● **What you are asked to do**
A faithful transcription of all the data is required.

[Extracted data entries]
▼

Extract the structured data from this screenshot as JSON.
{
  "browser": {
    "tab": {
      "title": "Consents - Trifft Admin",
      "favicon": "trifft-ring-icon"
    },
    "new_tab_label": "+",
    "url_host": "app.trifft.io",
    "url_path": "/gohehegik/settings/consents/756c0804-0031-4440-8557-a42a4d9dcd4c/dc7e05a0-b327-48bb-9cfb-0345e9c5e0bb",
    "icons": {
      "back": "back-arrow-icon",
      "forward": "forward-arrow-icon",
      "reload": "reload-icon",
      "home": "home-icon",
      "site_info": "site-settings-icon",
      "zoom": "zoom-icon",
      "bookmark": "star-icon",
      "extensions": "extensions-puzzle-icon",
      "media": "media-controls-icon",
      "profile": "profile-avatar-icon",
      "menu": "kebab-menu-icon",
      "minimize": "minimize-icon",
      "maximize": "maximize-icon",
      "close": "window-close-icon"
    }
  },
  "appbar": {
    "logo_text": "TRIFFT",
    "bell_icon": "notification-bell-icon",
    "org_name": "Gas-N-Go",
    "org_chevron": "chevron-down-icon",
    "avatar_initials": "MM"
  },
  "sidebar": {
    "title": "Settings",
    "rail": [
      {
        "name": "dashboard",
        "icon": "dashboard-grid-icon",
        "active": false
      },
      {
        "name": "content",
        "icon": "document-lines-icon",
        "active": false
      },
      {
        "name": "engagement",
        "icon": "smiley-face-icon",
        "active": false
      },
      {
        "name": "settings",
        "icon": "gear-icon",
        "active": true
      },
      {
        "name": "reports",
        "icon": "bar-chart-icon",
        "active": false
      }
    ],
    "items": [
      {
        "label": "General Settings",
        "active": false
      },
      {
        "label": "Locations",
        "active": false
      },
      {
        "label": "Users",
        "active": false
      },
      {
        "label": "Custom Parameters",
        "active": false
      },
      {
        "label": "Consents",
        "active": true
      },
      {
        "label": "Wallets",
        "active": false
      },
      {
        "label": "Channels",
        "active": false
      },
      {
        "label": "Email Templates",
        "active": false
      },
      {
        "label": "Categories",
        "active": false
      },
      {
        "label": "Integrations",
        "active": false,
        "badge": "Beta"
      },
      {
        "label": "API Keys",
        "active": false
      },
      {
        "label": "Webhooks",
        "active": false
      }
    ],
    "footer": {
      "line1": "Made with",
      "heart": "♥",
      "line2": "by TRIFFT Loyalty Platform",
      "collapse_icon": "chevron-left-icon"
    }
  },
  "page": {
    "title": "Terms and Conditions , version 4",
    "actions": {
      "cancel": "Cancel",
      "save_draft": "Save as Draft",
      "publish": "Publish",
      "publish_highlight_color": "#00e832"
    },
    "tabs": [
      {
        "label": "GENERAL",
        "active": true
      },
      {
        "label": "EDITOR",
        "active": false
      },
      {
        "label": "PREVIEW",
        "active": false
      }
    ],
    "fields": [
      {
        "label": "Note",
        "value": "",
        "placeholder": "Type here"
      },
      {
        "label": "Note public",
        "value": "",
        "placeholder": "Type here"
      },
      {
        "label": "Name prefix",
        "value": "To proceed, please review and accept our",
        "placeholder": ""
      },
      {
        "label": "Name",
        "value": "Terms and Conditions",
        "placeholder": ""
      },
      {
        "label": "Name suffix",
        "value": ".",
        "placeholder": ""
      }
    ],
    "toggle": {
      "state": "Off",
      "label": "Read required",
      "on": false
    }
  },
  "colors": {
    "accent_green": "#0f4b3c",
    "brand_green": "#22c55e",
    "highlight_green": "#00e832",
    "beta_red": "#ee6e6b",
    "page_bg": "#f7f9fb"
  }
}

▲

● **Correct answer**
Extract the structured data from this screenshot as JSON.
{
  "browser": {
    "tab": {
      "title": "Consents - Trifft Admin",
      "favicon": "trifft-ring-icon"
    },
    "new_tab_label": "+",
    "url_host": "app.trifft.io",
    "url_path": "/gohehegik/settings/consents/756c0804-0031-4440-8557-a42a4d9dcd4c/dc7e05a0-b327-48bb-9cfb-0345e9c5e0bb",
    "icons": {
      "back": "back-arrow-icon",
      "forward": "forward-arrow-icon",
      "reload": "reload-icon",
      "home": "home-icon",
      "site_info": "site-settings-icon",
      "zoom": "zoom-icon",
      "bookmark": "star-icon",
      "extensions": "extensions-puzzle-icon",
      "media": "media-controls-icon",
      "profile": "profile-avatar-icon",
      "menu": "kebab-menu-icon",
      "minimize": "minimize-icon",
      "maximize": "maximize-icon",
      "close": "window-close-icon"
    }
  },
  "appbar": {
    "logo_text": "TRIFFT",
    "bell_icon": "notification-bell-icon",
    "org_name": "Gas-N-Go",
    "org_chevron": "chevron-down-icon",
    "avatar_initials": "MM"
  },
  "sidebar": {
    "title": "Settings",
    "rail": [
      {
        "name": "dashboard",
        "icon": "dashboard-grid-icon",
        "active": false
      },
      {
        "name": "content",
        "icon": "document-lines-icon",
        "active": false
      },
      {
        "name": "engagement",
        "icon": "smiley-face-icon",
        "active": false
      },
      {
        "name": "settings",
        "icon": "gear-icon",
        "active": true
      },
      {
        "name": "reports",
        "icon": "bar-chart-icon",
        "active": false
      }
    ],
    "items": [
      {
        "label": "General Settings",
        "active": false
      },
      {
        "label": "Locations",
        "active": false
      },
      {
        "label": "Users",
        "active": false
      },
      {
        "label": "Custom Parameters",
        "active": false
      },
      {
        "label": "Consents",
        "active": true
      },
      {
        "label": "Wallets",
        "active": false
      },
      {
        "label": "Channels",
        "active": false
      },
      {
        "label": "Email Templates",
        "active": false
      },
      {
        "label": "Categories",
        "active": false
      },
      {
        "label": "Integrations",
        "active": false,
        "badge": "Beta"
      },
      {
        "label": "API Keys",
        "active": false
      },
      {
        "label": "Webhooks",
        "active": false
      }
    ],
    "footer": {
      "line1": "Made with",
      "heart": "♥",
      "line2": "by TRIFFT Loyalty Platform",
      "collapse_icon": "chevron-left-icon"
    }
  },
  "page": {
    "title": "Terms and Conditions , version 4",
    "actions": {
      "cancel": "Cancel",
      "save_draft": "Save as Draft",
      "publish": "Publish",
      "publish_highlight_color": "#00e832"
    },
    "tabs": [
      {
        "label": "GENERAL",
        "active": true
      },
      {
        "label": "EDITOR",
        "active": false
      },
      {
        "label": "PREVIEW",
        "active": false
      }
    ],
    "fields": [
      {
        "label": "Note",
        "value": "",
        "placeholder": "Type here"
      },
      {
        "label": "Note public",
        "value": "",
        "placeholder": "Type here"
      },
      {
        "label": "Name prefix",
        "value": "To proceed, please review and accept our",
        "placeholder": ""
      },
      {
        "label": "Name",
        "value": "Terms and Conditions",
        "placeholder": ""
      },
      {
        "label": "Name suffix",
        "value": ".",
        "placeholder": ""
      }
    ],
    "toggle": {
      "state": "Off",
      "label": "Read required",
      "on": false
    }
  },
  "colors": {
    "accent_green": "#0f4b3c",
    "brand_green": "#22c55e",
    "highlight_green": "#00e832",
    "beta_red": "#ee6e6b",
    "page_bg": "#f7f9fb"
  }
}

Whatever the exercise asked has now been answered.